## DESCRIPTION OF THE TASK
In the copy, keep every record exact and leave out all images.

=======

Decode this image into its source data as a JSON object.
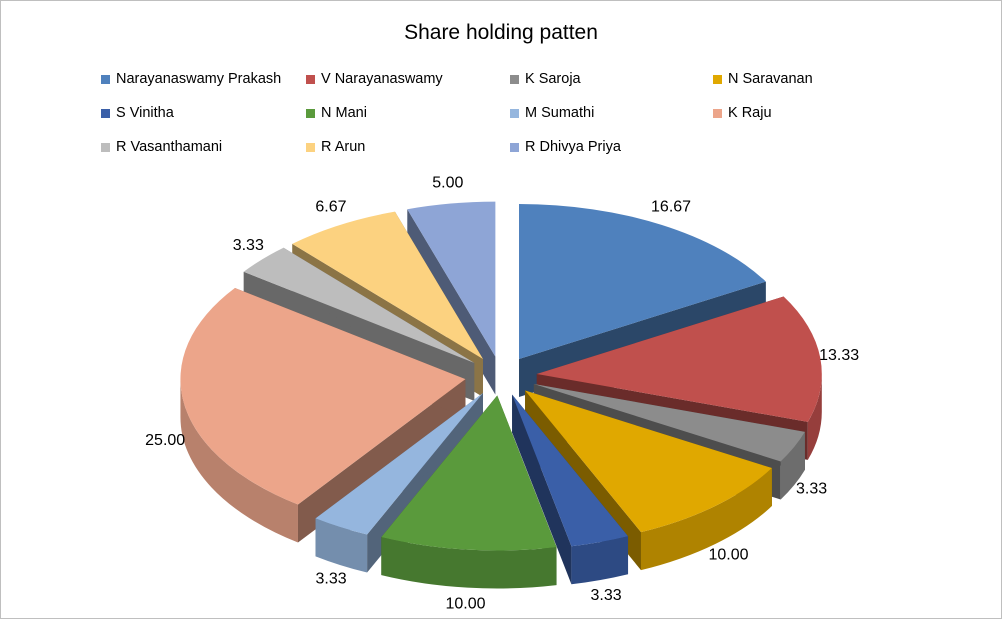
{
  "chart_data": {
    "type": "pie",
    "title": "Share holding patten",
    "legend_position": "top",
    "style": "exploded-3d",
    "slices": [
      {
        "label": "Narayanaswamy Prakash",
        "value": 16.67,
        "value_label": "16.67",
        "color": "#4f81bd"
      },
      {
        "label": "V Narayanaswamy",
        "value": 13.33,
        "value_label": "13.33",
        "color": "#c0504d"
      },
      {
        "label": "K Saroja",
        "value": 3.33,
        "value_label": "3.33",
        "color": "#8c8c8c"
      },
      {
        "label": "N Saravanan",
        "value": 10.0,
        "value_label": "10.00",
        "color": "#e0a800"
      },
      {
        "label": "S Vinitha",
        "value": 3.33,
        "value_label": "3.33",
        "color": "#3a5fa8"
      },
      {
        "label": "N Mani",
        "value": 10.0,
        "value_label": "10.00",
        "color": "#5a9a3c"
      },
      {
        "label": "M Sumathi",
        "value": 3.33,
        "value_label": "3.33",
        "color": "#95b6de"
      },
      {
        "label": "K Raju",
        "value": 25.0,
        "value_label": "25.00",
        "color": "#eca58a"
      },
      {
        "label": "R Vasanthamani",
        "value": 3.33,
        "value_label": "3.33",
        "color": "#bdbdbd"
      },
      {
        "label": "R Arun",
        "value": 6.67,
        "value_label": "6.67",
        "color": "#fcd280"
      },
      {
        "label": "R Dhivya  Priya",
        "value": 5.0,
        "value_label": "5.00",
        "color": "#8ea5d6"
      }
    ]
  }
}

=======

## THE REPLY
Decode this image into its source data as a JSON object.
{
  "chart_data": {
    "type": "pie",
    "title": "Share holding patten",
    "legend_position": "top",
    "style": "exploded-3d",
    "slices": [
      {
        "label": "Narayanaswamy Prakash",
        "value": 16.67,
        "value_label": "16.67",
        "color": "#4f81bd"
      },
      {
        "label": "V Narayanaswamy",
        "value": 13.33,
        "value_label": "13.33",
        "color": "#c0504d"
      },
      {
        "label": "K Saroja",
        "value": 3.33,
        "value_label": "3.33",
        "color": "#8c8c8c"
      },
      {
        "label": "N Saravanan",
        "value": 10.0,
        "value_label": "10.00",
        "color": "#e0a800"
      },
      {
        "label": "S Vinitha",
        "value": 3.33,
        "value_label": "3.33",
        "color": "#3a5fa8"
      },
      {
        "label": "N Mani",
        "value": 10.0,
        "value_label": "10.00",
        "color": "#5a9a3c"
      },
      {
        "label": "M Sumathi",
        "value": 3.33,
        "value_label": "3.33",
        "color": "#95b6de"
      },
      {
        "label": "K Raju",
        "value": 25.0,
        "value_label": "25.00",
        "color": "#eca58a"
      },
      {
        "label": "R Vasanthamani",
        "value": 3.33,
        "value_label": "3.33",
        "color": "#bdbdbd"
      },
      {
        "label": "R Arun",
        "value": 6.67,
        "value_label": "6.67",
        "color": "#fcd280"
      },
      {
        "label": "R Dhivya  Priya",
        "value": 5.0,
        "value_label": "5.00",
        "color": "#8ea5d6"
      }
    ]
  }
}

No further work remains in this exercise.